What the task requires →
Every line of the data that contains the string "lyijytöntä" must be copied.
- - -
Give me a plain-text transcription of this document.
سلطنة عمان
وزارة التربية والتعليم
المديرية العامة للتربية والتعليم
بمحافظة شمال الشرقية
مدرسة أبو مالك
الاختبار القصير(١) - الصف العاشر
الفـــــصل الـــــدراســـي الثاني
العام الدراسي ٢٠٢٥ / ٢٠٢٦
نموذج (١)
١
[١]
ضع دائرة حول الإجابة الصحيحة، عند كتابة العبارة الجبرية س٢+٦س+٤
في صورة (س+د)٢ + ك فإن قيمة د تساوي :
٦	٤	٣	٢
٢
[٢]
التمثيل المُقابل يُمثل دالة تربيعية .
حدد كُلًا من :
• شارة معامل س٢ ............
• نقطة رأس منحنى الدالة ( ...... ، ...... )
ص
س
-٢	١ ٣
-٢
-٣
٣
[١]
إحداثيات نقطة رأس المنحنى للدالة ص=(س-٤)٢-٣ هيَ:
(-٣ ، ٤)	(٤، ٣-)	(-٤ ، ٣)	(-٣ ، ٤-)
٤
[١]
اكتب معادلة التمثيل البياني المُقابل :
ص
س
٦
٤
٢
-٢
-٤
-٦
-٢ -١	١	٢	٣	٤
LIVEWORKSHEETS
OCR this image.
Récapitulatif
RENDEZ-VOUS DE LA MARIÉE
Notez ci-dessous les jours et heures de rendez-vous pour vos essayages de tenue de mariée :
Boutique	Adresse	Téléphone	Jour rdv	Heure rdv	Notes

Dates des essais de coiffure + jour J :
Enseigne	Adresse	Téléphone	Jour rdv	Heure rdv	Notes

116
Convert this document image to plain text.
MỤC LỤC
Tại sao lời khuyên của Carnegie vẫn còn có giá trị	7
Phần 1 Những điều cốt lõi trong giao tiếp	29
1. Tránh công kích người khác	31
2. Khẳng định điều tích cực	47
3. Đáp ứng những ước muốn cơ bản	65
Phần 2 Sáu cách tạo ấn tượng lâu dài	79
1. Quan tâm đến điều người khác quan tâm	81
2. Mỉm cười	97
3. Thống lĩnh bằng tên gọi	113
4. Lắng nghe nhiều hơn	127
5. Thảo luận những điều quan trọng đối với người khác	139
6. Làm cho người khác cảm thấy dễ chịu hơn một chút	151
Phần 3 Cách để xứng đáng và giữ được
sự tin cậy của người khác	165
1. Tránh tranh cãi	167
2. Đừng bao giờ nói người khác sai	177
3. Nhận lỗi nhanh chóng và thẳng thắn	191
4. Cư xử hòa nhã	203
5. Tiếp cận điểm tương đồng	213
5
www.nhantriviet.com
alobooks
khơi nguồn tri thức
- - -
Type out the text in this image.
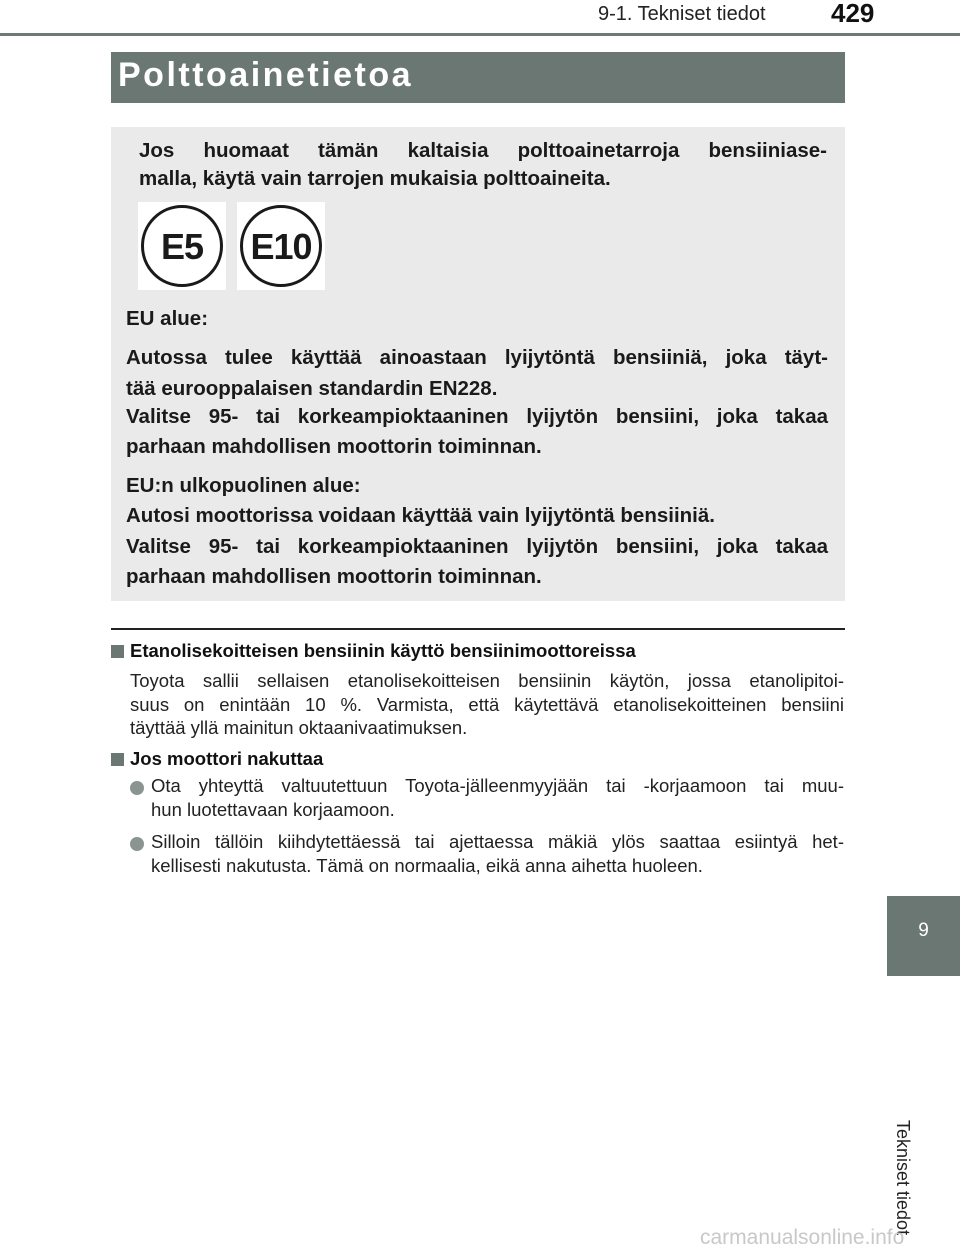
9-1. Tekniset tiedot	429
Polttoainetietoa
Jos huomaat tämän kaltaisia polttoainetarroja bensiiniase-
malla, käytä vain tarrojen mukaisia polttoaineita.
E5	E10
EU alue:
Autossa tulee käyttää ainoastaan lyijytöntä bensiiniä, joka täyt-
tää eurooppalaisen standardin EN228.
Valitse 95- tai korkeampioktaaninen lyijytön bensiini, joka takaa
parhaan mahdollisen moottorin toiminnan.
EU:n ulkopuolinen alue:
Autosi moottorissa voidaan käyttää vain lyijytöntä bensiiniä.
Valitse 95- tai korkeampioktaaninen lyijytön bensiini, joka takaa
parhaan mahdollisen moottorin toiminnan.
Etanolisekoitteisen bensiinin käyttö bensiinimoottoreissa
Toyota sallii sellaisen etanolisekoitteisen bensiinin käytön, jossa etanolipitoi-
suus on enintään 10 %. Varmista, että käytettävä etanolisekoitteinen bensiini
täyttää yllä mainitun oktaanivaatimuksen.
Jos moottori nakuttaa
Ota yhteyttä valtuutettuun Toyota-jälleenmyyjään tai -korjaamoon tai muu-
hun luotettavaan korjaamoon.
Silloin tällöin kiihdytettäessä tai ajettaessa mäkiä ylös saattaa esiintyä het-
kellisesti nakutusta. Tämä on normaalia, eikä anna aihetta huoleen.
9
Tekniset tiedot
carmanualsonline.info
- - -
Task result →
Autossa tulee käyttää ainoastaan lyijytöntä bensiiniä, joka täyt-
Autosi moottorissa voidaan käyttää vain lyijytöntä bensiiniä.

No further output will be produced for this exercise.